TEKS BACAAN:
########################################

Palu (ANTARA News) - Bencana gempa bumi, tsunami, likuifaksi yang menimpa Provinsi Sulawesi Tengah pasti akan memengaruhi upaya peningkatan partisipasi pemilih dalam pemilu.
Jauh sebelum bencana itu melanda wilayah tersebut, penyelenggara pemilu Komisi Pemilihan Umum (KPU) dan Badan Pengawas Pemilihan Umum (Bawaslu) di tingkat provinsi dan kabupaten/kota se-Sulteng telah gencar melakukan sosialisasi partisipasi pemilih.
Tujuannya agar kualitas demokrasi dan hasil dari setiap tahapan proses pemilu di provinsi tersebut dapat berjalan sesuai harapan.
"Kegiatan ini merupakan agenda yang rutin dilaksanakan oleh KPU Sulawesi Tengah menjelang pemilu, untuk memberikan pemahaman tentang pemilu yang diharapkan berdampak terhadap peningkatan partisipasi pemilih," ucap Ketua KPU Sulawesi Tengah Tanwir Lamaming.
Ia menguraikan, tahun 2019 memang akan ramai dengan pemilihan anggota DPRD, DPR dan DPD serta pemilihan presiden dan wakil presiden.
Sejalan dengan itu, Bawaslu Sulteng juga gencar melaksanakan pengawasan dengan melibatkan seluruh komponen masyarakat di daerah tersebut.
Partai politik, masyarakat dan kalangan akademisi termasuk aktivis dan tokoh-tokoh masyarakat dirangkul untuk mengawasi jalannya pemilu di daerah.
"Bawaslu sebagai penyelenggara pemilu, maka tentu pengawasan pemilihan umum menjadi ranah Bawaslu. Namun karena objek pengawasan begitu luas, maka Bawaslu berharap ada keterlibatan masyarakat, tokoh, organisasi kepemudaan, organisasi keagamaan, media dan partai politik," kata Ketua Bawaslu Sulteng Ruslan Husein.
Di luar dugaan, gempa bumi berkekuatan 7,4 Skala Richter mengguncang Kota Palu, Kabupaten Sigi, Donggala serta Parigi Moutong pada 28 September 2018.
Banyak pemilih yang menjadi korban. Sekitar 2.000 lebih warga di daerah terdampak bencana itu meninggal dunia, ribuan orang luka-luka dan hilang, belum lagi yang terpaksa pindah ke lokasi pengungsian.
Pendataan Kembali
Tidak hanya pemilih, tempat pemungutan suara (TPS) yang sebelumnya telah ditetapkan jumlah dan lokasinya juga terdampak, sehingga harus diatur ulang.
Wakil Ketua Bidang Media dan Komunikasi Publik DPW NasDem Sulteng Mohammad Hamdin mendesak KPU membangun TPS di tempat-tempat pengungsian, agar hak pilih masyarakat tetap tersalurkan serta memastikan kembali jumlah wajib pilih pascabencana.

########################################

INFORMASI YANG DIBERIKAN:
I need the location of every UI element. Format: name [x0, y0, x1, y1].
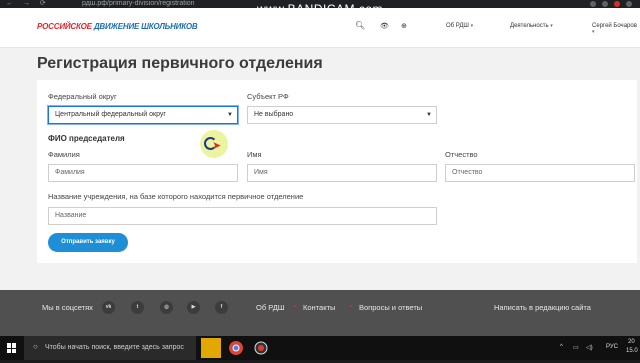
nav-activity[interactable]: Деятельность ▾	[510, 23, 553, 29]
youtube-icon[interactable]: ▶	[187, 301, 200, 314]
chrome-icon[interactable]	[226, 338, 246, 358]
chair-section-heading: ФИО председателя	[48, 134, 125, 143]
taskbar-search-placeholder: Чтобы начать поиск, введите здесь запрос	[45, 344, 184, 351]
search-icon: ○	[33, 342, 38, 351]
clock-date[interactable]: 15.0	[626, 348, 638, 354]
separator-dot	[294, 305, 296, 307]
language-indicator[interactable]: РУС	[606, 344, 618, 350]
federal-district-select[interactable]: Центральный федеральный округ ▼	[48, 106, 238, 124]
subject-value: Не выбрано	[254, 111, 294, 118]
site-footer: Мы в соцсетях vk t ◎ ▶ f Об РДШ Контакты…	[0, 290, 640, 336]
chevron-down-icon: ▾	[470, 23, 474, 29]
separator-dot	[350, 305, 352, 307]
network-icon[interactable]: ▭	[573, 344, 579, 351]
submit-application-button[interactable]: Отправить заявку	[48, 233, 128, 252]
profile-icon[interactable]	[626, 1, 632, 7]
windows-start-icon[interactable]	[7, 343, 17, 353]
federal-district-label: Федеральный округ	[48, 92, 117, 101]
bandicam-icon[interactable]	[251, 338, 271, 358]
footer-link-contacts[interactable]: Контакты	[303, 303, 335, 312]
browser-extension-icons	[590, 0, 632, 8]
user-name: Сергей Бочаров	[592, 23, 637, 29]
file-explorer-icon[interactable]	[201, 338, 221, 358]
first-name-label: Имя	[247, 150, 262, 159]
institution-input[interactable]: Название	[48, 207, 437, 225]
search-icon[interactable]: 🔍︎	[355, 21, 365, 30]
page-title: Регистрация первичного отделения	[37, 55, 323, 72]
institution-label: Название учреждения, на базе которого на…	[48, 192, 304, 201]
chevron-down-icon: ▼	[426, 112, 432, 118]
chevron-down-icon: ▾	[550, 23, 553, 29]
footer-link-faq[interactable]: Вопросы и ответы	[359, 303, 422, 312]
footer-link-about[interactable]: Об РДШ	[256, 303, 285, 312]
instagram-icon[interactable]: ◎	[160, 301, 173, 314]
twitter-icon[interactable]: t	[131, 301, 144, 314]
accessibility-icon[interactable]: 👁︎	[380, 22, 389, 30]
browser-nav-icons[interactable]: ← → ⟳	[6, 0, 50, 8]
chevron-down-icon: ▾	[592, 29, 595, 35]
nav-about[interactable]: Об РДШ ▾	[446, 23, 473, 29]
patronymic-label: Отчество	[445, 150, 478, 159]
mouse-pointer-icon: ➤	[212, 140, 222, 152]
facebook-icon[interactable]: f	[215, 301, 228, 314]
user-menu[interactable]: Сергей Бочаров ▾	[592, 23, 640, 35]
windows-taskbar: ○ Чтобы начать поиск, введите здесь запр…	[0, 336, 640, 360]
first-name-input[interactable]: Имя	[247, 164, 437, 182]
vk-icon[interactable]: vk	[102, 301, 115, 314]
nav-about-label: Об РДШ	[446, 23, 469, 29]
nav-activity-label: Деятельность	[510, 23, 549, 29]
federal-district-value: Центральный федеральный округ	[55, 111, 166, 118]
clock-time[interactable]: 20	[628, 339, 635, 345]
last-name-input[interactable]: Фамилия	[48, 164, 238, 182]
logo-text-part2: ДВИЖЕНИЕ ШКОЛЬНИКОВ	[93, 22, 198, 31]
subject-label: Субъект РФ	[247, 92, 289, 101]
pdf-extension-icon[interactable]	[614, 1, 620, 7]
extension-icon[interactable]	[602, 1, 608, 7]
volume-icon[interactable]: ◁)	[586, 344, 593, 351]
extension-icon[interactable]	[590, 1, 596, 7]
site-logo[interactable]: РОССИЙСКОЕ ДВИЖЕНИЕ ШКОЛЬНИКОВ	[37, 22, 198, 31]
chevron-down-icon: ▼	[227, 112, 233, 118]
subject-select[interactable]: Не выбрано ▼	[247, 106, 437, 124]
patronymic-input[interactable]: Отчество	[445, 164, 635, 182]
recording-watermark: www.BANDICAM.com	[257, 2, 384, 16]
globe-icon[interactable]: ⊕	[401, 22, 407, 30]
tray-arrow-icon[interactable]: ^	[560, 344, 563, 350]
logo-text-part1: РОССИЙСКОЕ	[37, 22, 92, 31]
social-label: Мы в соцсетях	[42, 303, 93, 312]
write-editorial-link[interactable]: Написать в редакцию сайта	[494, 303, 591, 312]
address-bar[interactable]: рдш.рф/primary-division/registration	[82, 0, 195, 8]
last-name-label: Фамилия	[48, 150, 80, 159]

########################################

TUJUAN TUGAS:
Menurut teks bacaan, berapa kekuatan gempa bumi yang mengguncang Kota Palu pada 28 September 2018? Catatan tersebut merupakan bahan tersendiri yang terpisah dari teks bacaan.

CONTOH PENYELESAIAN:
7,4 Skala Richter.